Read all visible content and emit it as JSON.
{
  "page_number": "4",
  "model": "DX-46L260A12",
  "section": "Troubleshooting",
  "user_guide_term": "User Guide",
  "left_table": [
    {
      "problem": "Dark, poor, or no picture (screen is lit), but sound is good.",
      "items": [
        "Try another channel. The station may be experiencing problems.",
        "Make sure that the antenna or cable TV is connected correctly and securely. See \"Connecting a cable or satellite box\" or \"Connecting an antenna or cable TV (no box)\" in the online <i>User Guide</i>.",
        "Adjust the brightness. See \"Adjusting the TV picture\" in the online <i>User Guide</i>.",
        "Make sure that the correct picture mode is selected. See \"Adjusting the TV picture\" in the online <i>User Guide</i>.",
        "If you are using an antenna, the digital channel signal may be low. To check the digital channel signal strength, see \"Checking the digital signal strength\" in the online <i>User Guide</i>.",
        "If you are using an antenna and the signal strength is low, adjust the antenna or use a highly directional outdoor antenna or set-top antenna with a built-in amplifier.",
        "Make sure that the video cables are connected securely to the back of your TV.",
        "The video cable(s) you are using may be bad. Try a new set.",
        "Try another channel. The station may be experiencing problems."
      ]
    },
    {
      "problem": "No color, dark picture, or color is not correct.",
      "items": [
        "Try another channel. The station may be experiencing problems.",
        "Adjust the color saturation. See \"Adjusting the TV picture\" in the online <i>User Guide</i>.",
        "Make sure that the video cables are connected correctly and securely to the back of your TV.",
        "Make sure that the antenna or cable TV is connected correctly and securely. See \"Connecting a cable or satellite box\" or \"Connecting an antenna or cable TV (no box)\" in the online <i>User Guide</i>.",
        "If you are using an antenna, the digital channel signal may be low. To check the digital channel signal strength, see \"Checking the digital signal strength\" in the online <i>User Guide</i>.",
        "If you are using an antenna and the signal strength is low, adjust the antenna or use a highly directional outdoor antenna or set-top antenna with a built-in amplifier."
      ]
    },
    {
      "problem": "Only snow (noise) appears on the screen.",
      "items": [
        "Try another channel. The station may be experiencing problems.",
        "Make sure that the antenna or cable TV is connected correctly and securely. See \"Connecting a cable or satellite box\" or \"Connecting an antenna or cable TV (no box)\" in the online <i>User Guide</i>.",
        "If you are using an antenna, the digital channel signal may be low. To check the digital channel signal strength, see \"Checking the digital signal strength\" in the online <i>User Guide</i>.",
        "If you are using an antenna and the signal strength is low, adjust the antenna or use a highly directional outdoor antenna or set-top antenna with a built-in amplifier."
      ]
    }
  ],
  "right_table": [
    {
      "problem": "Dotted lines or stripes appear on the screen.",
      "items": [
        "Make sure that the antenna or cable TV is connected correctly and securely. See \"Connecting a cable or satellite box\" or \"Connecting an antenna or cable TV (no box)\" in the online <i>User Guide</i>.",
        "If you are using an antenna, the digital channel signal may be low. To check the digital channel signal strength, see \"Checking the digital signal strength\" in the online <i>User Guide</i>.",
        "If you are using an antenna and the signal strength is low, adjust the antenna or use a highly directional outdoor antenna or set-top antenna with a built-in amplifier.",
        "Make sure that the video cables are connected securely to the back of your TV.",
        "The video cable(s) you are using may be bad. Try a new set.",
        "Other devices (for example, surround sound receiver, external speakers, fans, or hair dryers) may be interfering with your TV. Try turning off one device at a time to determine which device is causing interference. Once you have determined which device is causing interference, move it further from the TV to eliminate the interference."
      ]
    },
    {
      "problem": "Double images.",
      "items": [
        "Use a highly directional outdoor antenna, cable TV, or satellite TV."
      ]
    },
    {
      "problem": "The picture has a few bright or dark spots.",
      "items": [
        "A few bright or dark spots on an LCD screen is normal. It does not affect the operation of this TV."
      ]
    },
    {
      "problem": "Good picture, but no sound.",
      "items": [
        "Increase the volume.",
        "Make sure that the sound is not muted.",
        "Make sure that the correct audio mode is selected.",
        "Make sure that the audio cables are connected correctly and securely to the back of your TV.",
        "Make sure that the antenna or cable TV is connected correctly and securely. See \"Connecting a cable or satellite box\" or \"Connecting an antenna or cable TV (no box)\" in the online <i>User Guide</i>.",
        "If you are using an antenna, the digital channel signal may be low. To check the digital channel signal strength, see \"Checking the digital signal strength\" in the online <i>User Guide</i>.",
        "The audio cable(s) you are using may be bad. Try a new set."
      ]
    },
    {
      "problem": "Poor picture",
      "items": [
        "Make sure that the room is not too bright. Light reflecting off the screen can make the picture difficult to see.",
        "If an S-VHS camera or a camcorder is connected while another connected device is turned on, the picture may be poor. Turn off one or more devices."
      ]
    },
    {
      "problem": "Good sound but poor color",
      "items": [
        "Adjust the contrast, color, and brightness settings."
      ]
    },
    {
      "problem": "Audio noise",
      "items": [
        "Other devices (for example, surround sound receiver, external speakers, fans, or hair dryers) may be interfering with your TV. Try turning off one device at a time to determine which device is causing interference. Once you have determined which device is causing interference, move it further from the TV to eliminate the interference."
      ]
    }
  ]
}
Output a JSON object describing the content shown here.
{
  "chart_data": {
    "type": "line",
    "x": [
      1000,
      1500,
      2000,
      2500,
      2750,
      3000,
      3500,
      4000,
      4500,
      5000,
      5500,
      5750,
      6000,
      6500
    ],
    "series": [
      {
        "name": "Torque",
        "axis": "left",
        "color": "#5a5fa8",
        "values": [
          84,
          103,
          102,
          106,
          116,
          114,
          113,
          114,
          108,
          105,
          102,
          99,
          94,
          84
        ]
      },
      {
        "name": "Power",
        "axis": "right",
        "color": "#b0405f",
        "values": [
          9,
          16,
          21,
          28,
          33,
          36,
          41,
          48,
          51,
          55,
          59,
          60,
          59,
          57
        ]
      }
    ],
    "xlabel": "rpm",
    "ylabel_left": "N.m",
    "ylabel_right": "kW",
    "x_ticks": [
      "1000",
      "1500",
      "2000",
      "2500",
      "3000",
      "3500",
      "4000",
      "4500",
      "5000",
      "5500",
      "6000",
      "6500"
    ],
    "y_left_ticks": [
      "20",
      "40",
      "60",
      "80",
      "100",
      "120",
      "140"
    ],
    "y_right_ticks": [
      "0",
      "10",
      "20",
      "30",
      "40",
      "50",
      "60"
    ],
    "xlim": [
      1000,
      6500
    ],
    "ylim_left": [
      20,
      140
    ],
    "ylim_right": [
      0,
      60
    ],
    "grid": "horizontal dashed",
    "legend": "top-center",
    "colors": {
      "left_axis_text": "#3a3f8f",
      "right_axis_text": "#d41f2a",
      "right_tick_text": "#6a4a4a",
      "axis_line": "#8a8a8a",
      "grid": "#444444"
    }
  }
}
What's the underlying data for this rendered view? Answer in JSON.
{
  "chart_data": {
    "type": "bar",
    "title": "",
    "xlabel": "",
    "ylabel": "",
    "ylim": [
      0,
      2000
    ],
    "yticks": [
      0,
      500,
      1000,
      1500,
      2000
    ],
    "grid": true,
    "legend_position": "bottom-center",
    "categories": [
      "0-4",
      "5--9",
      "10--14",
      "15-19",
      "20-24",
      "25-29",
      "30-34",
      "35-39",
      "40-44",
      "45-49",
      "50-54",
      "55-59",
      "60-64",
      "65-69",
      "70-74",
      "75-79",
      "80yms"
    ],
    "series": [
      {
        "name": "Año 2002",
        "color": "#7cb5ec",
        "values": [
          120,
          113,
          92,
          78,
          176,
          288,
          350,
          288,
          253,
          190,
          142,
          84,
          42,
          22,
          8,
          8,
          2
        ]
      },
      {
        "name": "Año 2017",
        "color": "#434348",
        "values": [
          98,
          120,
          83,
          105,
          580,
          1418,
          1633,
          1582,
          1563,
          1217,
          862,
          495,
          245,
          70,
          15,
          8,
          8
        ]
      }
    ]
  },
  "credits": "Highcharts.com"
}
----
Among the entries above, how many lines hold the string "name"? Respond with nothing but the number.

4